- [Short exercise]: How many lines in the records below contain the word "this"? Give only the number.

[Saved data entries]
####

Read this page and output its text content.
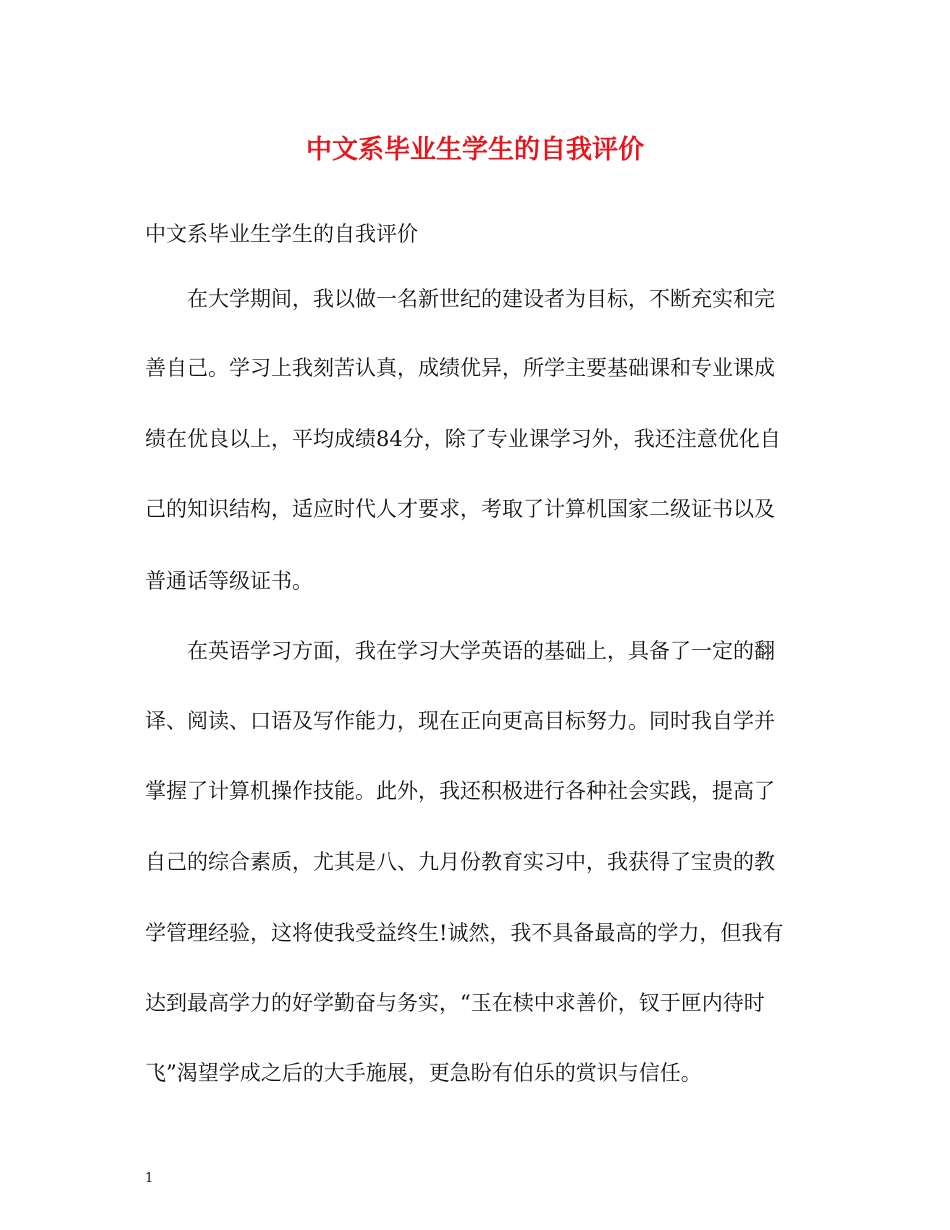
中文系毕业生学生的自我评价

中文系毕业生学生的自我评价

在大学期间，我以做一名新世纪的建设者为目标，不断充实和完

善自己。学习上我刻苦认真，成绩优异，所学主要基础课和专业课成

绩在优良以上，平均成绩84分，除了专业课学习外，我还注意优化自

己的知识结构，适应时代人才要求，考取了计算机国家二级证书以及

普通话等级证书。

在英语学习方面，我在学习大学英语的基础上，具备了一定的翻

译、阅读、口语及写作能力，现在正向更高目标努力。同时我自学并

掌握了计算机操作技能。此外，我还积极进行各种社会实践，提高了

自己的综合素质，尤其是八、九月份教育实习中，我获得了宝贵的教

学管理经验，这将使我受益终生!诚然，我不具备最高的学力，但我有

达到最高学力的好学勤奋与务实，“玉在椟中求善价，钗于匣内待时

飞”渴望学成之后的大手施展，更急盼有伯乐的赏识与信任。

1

####

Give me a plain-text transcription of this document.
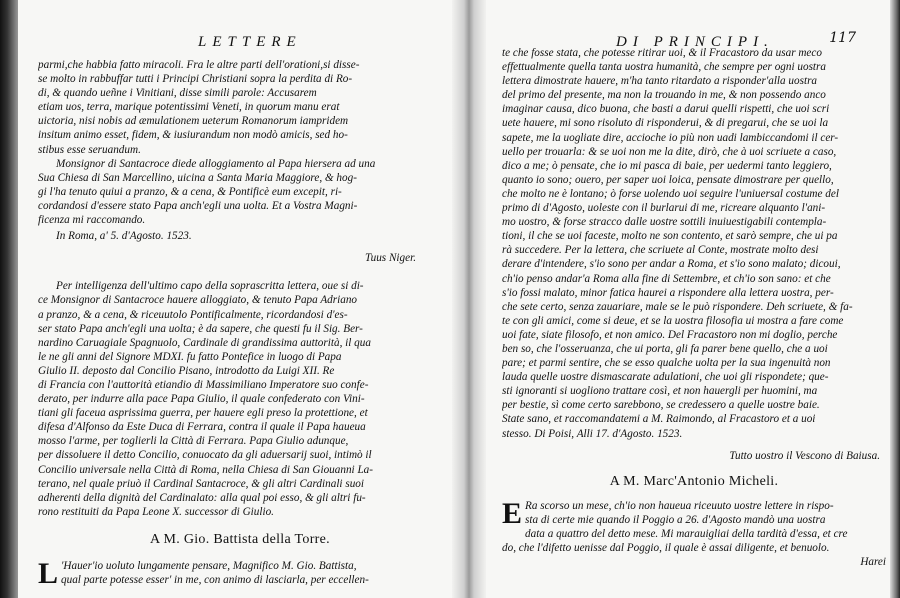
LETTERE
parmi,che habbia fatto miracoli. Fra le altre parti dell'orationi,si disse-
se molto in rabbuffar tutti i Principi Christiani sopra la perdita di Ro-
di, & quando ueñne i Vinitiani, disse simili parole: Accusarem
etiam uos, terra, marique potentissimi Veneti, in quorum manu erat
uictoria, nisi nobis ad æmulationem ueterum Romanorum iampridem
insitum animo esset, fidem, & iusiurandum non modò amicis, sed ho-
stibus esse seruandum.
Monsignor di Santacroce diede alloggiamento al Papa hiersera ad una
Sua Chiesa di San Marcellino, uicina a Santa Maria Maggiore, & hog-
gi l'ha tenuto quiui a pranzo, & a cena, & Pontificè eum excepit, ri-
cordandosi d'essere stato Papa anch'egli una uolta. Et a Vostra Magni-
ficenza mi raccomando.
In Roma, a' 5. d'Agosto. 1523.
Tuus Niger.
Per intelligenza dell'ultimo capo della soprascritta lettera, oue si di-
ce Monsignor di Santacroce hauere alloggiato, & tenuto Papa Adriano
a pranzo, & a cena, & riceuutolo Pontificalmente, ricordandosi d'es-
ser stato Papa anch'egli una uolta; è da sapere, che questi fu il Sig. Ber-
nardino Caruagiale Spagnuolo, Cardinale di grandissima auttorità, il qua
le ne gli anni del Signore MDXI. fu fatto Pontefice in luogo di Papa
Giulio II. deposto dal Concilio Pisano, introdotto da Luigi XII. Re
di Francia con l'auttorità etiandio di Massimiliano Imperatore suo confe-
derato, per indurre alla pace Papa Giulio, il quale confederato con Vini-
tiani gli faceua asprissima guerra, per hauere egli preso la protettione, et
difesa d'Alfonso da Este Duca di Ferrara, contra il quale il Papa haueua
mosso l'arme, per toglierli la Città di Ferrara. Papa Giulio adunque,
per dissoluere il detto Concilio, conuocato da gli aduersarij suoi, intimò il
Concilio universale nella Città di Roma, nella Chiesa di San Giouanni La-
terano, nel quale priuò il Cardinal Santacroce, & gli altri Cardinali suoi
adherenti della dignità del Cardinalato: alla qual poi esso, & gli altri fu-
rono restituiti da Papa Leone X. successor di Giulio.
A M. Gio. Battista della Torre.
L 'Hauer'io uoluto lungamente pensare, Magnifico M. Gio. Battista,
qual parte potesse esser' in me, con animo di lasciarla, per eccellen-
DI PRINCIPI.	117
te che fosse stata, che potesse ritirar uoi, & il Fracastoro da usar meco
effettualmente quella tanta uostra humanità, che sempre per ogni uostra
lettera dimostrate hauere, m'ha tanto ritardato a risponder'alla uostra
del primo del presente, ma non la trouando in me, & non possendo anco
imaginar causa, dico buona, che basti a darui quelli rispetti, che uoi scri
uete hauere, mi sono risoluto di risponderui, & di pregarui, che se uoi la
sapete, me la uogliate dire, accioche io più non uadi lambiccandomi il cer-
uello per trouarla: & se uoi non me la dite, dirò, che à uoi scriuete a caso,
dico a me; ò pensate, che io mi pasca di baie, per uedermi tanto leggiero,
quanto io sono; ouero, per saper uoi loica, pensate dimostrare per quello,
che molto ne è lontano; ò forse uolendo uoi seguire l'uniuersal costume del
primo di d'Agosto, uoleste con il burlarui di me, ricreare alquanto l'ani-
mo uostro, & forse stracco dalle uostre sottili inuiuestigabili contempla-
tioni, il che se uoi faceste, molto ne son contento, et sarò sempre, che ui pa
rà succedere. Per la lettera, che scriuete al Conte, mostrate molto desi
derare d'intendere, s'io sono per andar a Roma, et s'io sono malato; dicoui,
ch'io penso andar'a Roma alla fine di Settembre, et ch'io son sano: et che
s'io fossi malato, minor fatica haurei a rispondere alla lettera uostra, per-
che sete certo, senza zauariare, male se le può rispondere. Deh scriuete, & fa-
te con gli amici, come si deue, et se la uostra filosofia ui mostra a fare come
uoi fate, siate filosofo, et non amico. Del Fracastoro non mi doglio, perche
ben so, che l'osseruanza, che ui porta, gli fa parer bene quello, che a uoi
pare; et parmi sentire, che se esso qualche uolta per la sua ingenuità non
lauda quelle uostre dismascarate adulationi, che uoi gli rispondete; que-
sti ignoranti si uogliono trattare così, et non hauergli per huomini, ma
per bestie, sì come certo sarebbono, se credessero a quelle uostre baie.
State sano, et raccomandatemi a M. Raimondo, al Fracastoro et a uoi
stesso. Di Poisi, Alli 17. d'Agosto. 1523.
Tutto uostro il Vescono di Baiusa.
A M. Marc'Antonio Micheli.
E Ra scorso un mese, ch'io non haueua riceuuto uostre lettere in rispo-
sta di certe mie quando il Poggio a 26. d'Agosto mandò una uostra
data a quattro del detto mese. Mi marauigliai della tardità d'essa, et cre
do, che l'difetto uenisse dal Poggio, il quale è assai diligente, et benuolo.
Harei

####

- [Full response]: 2